[Listed records]
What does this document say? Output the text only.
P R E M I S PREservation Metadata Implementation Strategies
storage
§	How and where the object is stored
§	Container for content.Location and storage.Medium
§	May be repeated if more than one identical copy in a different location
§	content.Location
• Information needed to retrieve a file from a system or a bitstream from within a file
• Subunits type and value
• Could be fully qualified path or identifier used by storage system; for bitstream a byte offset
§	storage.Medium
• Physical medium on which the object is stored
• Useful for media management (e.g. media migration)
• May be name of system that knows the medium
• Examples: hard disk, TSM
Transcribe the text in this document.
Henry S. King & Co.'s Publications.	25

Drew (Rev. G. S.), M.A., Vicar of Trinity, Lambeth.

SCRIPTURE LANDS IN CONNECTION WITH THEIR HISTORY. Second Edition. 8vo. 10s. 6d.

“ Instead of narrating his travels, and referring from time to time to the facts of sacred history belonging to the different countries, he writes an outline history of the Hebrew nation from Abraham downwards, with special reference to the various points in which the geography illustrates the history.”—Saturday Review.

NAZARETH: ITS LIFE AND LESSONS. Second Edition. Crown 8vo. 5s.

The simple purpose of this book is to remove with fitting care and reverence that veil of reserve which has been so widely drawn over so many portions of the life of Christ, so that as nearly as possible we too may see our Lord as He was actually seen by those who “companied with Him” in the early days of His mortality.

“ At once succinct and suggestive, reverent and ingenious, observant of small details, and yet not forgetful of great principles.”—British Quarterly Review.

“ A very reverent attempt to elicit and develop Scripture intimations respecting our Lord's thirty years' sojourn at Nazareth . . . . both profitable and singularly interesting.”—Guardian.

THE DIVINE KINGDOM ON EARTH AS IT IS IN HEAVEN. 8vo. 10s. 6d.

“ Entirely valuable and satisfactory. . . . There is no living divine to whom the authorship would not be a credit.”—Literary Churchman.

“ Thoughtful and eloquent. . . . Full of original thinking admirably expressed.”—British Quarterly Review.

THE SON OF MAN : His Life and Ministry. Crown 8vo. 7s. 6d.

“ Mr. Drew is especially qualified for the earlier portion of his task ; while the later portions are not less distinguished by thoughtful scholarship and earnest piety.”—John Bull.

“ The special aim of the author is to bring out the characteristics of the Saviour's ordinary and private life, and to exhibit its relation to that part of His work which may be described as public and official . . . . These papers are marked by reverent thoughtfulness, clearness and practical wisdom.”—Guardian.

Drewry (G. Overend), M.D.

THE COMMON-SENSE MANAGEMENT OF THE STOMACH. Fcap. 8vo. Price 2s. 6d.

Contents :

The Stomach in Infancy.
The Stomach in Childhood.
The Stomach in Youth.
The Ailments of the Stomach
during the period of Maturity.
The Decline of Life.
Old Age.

[Exercise aim]
Your task is to retype all of the records exactly.

[Written response]
What does this document say? Output the text only.
P R E M I S PREservation Metadata Implementation Strategies
storage
§	How and where the object is stored
§	Container for content.Location and storage.Medium
§	May be repeated if more than one identical copy in a different location
§	content.Location
• Information needed to retrieve a file from a system or a bitstream from within a file
• Subunits type and value
• Could be fully qualified path or identifier used by storage system; for bitstream a byte offset
§	storage.Medium
• Physical medium on which the object is stored
• Useful for media management (e.g. media migration)
• May be name of system that knows the medium
• Examples: hard disk, TSM
Transcribe the text in this document.
Henry S. King & Co.'s Publications.	25

Drew (Rev. G. S.), M.A., Vicar of Trinity, Lambeth.

SCRIPTURE LANDS IN CONNECTION WITH THEIR HISTORY. Second Edition. 8vo. 10s. 6d.

“ Instead of narrating his travels, and referring from time to time to the facts of sacred history belonging to the different countries, he writes an outline history of the Hebrew nation from Abraham downwards, with special reference to the various points in which the geography illustrates the history.”—Saturday Review.

NAZARETH: ITS LIFE AND LESSONS. Second Edition. Crown 8vo. 5s.

The simple purpose of this book is to remove with fitting care and reverence that veil of reserve which has been so widely drawn over so many portions of the life of Christ, so that as nearly as possible we too may see our Lord as He was actually seen by those who “companied with Him” in the early days of His mortality.

“ At once succinct and suggestive, reverent and ingenious, observant of small details, and yet not forgetful of great principles.”—British Quarterly Review.

“ A very reverent attempt to elicit and develop Scripture intimations respecting our Lord's thirty years' sojourn at Nazareth . . . . both profitable and singularly interesting.”—Guardian.

THE DIVINE KINGDOM ON EARTH AS IT IS IN HEAVEN. 8vo. 10s. 6d.

“ Entirely valuable and satisfactory. . . . There is no living divine to whom the authorship would not be a credit.”—Literary Churchman.

“ Thoughtful and eloquent. . . . Full of original thinking admirably expressed.”—British Quarterly Review.

THE SON OF MAN : His Life and Ministry. Crown 8vo. 7s. 6d.

“ Mr. Drew is especially qualified for the earlier portion of his task ; while the later portions are not less distinguished by thoughtful scholarship and earnest piety.”—John Bull.

“ The special aim of the author is to bring out the characteristics of the Saviour's ordinary and private life, and to exhibit its relation to that part of His work which may be described as public and official . . . . These papers are marked by reverent thoughtfulness, clearness and practical wisdom.”—Guardian.

Drewry (G. Overend), M.D.

THE COMMON-SENSE MANAGEMENT OF THE STOMACH. Fcap. 8vo. Price 2s. 6d.

Contents :

The Stomach in Infancy.
The Stomach in Childhood.
The Stomach in Youth.
The Ailments of the Stomach
during the period of Maturity.
The Decline of Life.
Old Age.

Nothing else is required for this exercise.